**WRITTEN TASK**
Recast the material from its first line through the line containing "493, 271, 528]" as a Markdown table with the columns Row and Line. Put a row number under Row and the line itself under Line, skipping blank lines.

* START INPUT FOR THIS TASK *

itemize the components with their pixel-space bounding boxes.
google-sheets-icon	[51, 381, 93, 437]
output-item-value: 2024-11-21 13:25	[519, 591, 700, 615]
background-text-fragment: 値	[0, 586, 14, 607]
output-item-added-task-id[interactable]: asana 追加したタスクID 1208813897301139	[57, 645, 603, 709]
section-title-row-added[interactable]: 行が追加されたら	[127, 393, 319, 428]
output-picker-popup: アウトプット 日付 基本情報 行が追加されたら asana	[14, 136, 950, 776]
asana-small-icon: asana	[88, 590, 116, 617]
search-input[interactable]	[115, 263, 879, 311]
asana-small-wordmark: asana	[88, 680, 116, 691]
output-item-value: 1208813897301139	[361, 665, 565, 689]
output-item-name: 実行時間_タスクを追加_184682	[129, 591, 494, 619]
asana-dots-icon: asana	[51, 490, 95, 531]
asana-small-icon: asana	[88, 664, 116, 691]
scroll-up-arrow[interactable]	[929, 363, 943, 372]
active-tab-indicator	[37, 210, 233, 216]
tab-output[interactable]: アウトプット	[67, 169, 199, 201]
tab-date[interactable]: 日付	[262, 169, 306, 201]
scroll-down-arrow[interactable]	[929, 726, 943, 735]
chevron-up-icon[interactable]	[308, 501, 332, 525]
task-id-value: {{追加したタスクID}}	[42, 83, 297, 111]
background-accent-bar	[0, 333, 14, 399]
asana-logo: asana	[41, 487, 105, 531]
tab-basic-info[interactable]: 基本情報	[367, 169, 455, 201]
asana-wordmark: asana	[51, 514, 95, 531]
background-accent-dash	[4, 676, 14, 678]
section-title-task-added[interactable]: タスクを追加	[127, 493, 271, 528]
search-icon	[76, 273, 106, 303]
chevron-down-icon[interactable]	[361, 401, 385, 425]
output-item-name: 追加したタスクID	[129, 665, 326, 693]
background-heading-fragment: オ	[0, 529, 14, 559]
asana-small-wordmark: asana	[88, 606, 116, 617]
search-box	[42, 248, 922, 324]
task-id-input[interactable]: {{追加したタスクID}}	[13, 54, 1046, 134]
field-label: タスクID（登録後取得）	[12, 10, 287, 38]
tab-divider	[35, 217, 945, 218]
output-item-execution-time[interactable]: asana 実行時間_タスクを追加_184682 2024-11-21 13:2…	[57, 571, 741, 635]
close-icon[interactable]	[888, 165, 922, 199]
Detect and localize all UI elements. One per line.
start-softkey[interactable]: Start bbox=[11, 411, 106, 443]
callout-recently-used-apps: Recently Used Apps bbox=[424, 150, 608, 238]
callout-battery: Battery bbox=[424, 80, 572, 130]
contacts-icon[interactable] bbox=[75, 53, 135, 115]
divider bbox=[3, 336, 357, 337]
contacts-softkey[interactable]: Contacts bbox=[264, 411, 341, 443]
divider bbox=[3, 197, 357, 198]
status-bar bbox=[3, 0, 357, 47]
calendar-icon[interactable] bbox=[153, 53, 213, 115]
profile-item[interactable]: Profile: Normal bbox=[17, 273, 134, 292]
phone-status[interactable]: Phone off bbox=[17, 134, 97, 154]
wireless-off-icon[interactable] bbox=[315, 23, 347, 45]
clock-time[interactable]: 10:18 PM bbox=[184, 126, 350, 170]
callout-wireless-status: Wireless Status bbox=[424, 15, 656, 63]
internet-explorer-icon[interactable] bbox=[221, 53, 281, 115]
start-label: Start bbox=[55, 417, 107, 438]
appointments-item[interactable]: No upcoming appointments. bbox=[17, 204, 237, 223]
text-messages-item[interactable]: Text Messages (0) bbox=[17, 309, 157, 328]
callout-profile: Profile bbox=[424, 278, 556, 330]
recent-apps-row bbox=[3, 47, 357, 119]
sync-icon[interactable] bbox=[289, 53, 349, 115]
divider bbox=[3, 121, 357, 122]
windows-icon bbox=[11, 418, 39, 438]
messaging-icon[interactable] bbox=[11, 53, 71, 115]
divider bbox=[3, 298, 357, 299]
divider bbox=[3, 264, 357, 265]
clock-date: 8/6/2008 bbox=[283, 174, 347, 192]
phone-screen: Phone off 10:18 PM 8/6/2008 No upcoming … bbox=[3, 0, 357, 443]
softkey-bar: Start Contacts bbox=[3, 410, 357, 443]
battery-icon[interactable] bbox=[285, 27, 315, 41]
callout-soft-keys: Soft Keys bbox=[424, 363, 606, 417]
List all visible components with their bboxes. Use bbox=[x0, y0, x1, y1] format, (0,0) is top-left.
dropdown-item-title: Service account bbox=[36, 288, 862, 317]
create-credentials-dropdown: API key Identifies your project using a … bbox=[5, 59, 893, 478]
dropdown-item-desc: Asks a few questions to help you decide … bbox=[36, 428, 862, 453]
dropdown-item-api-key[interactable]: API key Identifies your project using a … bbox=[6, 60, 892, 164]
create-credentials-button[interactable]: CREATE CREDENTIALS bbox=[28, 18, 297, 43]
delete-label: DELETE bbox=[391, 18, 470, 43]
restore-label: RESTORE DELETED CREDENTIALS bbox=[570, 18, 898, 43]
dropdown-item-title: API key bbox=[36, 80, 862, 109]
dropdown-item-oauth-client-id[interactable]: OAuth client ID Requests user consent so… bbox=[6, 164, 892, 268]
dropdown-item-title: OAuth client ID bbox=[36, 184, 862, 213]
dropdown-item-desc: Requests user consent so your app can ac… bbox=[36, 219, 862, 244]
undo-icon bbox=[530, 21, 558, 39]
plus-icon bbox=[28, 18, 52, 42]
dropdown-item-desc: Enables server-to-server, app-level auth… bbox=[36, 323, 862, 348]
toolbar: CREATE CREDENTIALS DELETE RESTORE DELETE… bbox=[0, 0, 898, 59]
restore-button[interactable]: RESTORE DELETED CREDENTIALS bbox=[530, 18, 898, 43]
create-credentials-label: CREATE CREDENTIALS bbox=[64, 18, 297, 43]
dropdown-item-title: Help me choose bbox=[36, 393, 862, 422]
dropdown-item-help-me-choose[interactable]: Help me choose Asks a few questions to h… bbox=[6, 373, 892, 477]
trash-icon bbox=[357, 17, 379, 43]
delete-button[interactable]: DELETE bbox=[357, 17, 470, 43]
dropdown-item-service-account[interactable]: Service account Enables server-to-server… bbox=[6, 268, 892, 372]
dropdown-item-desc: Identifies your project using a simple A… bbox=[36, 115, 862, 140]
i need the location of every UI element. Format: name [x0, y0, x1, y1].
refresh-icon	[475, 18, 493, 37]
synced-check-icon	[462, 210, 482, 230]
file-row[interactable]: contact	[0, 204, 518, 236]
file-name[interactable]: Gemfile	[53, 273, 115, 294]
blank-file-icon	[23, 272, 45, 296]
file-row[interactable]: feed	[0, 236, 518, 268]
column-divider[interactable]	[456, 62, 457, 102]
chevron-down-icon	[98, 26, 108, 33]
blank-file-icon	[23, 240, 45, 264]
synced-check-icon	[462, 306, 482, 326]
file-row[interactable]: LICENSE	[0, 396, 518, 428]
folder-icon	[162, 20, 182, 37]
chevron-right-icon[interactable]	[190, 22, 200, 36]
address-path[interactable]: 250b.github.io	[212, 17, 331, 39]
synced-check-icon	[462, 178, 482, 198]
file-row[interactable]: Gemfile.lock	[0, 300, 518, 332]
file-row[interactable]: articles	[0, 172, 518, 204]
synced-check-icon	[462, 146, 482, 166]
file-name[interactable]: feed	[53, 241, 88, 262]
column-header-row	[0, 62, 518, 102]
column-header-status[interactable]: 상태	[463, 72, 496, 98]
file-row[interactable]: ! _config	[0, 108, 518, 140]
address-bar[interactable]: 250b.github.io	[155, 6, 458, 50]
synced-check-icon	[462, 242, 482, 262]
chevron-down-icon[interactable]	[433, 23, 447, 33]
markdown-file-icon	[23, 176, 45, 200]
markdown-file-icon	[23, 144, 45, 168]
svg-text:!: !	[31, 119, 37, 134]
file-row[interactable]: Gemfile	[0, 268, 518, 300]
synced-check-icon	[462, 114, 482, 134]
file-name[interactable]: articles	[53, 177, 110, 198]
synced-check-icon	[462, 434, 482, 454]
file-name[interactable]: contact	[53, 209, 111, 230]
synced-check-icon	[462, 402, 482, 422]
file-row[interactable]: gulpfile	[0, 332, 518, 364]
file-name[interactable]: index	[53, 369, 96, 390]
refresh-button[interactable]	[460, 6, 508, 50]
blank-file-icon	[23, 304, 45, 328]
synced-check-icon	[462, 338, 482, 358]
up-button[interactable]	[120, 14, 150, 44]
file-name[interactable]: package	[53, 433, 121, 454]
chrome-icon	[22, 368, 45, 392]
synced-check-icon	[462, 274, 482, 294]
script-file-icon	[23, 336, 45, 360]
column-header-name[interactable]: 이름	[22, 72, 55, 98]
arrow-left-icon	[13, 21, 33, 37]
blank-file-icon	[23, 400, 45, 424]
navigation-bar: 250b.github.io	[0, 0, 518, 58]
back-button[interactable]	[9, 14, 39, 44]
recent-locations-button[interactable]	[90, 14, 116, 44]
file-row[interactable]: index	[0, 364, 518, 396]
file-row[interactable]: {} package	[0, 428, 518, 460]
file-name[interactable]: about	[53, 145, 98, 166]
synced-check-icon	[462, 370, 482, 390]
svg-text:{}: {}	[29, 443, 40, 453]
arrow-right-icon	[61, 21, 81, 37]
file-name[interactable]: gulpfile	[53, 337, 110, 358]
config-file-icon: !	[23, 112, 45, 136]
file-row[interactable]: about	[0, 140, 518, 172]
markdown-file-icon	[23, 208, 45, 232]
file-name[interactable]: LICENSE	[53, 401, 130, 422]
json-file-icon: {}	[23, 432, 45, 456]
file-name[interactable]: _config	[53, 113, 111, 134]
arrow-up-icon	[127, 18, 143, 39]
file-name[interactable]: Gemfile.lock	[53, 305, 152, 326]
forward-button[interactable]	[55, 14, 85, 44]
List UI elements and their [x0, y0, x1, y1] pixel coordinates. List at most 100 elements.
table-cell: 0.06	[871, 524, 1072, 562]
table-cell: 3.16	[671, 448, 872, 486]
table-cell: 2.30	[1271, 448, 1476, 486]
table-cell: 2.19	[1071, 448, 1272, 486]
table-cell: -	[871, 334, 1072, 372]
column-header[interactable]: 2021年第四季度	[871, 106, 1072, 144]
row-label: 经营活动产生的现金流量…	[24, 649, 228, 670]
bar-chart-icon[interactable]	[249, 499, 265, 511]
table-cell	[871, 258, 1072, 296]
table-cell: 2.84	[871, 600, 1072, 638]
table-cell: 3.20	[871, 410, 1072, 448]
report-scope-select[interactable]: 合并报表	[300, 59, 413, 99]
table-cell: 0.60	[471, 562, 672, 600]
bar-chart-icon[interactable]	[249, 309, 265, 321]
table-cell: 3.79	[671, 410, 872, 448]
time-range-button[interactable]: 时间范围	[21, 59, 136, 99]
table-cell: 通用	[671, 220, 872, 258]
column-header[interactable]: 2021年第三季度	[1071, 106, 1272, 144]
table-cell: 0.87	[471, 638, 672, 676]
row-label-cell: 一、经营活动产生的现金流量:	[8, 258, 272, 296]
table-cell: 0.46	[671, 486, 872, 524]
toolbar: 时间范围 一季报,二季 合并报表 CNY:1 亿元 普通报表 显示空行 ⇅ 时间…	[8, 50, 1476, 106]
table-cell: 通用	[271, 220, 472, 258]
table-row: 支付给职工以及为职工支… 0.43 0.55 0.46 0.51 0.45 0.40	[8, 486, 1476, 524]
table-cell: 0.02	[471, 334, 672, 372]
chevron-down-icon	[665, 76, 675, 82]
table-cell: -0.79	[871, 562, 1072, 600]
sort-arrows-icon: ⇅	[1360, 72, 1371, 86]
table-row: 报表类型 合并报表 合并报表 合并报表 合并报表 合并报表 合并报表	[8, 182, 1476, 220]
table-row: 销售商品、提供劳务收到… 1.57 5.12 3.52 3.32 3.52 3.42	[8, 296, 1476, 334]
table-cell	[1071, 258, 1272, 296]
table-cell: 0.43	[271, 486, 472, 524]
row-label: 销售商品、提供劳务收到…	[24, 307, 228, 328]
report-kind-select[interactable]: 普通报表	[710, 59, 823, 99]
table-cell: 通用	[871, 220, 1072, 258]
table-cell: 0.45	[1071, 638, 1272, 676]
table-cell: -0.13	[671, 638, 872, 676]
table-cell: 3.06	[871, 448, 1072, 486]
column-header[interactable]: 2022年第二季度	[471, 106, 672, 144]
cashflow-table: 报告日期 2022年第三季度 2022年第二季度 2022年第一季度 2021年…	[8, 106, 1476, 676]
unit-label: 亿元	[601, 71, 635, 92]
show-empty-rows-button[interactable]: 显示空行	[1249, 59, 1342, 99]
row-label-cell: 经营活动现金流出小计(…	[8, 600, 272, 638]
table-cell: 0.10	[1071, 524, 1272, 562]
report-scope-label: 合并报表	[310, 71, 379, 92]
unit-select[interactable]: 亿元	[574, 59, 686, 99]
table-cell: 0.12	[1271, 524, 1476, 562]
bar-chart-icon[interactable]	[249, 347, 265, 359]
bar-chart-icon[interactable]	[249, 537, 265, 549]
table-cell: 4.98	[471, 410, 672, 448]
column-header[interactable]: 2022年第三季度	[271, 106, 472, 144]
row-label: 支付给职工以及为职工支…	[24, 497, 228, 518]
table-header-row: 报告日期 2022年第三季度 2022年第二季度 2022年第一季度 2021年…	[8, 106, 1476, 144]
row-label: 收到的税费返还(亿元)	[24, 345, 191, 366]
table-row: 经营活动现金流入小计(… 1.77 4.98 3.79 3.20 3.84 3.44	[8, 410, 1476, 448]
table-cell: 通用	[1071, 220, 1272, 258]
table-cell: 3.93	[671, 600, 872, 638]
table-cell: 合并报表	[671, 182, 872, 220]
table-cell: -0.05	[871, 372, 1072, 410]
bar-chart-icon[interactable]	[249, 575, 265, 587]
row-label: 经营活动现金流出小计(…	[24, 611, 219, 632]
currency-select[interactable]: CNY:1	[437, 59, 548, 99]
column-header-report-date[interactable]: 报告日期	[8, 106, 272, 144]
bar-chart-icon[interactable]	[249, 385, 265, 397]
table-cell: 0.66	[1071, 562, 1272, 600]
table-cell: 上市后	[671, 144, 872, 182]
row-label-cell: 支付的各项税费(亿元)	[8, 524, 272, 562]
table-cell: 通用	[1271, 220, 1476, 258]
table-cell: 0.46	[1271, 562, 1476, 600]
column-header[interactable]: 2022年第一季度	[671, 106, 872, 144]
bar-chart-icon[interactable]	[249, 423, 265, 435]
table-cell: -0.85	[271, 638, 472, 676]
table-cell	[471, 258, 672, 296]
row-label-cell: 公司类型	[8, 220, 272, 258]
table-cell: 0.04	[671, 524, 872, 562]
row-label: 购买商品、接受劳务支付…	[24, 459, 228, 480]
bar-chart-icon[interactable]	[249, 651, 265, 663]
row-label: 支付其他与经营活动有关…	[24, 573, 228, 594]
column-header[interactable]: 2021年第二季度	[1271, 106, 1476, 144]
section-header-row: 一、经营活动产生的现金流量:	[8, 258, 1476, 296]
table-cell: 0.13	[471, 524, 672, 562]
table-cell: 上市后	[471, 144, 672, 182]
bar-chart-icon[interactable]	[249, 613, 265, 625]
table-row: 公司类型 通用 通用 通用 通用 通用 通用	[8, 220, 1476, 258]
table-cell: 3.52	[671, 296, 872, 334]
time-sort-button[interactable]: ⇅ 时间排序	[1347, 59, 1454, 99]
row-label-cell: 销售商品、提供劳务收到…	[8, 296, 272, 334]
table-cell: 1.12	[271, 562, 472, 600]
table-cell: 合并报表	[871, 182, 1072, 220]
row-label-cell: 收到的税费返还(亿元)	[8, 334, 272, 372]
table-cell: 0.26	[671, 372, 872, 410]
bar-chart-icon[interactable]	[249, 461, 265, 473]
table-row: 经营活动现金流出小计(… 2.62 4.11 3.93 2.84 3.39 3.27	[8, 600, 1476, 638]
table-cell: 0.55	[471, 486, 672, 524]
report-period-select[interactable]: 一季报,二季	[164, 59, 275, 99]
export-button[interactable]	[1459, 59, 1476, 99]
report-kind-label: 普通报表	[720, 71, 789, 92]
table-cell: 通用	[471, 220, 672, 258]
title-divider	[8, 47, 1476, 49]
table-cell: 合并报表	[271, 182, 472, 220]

* END INPUT FOR THIS TASK *

**WRITTEN SOLUTION**
| Row | Line |
|---|---|
| 1 | itemize the components with their pixel-space bounding boxes. |
| 2 | google-sheets-icon	[51, 381, 93, 437] |
| 3 | output-item-value: 2024-11-21 13:25	[519, 591, 700, 615] |
| 4 | background-text-fragment: 値	[0, 586, 14, 607] |
| 5 | output-item-added-task-id[interactable]: asana 追加したタスクID 1208813897301139	[57, 645, 603, 709] |
| 6 | section-title-row-added[interactable]: 行が追加されたら	[127, 393, 319, 428] |
| 7 | output-picker-popup: アウトプット 日付 基本情報 行が追加されたら asana	[14, 136, 950, 776] |
| 8 | asana-small-icon: asana	[88, 590, 116, 617] |
| 9 | search-input[interactable]	[115, 263, 879, 311] |
| 10 | asana-small-wordmark: asana	[88, 680, 116, 691] |
| 11 | output-item-value: 1208813897301139	[361, 665, 565, 689] |
| 12 | output-item-name: 実行時間_タスクを追加_184682	[129, 591, 494, 619] |
| 13 | asana-dots-icon: asana	[51, 490, 95, 531] |
| 14 | asana-small-icon: asana	[88, 664, 116, 691] |
| 15 | scroll-up-arrow[interactable]	[929, 363, 943, 372] |
| 16 | active-tab-indicator	[37, 210, 233, 216] |
| 17 | tab-output[interactable]: アウトプット	[67, 169, 199, 201] |
| 18 | tab-date[interactable]: 日付	[262, 169, 306, 201] |
| 19 | scroll-down-arrow[interactable]	[929, 726, 943, 735] |
| 20 | chevron-up-icon[interactable]	[308, 501, 332, 525] |
| 21 | task-id-value: {{追加したタスクID}}	[42, 83, 297, 111] |
| 22 | background-accent-bar	[0, 333, 14, 399] |
| 23 | asana-logo: asana	[41, 487, 105, 531] |
| 24 | tab-basic-info[interactable]: 基本情報	[367, 169, 455, 201] |
| 25 | asana-wordmark: asana	[51, 514, 95, 531] |
| 26 | background-accent-dash	[4, 676, 14, 678] |
| 27 | section-title-task-added[interactable]: タスクを追加	[127, 493, 271, 528] |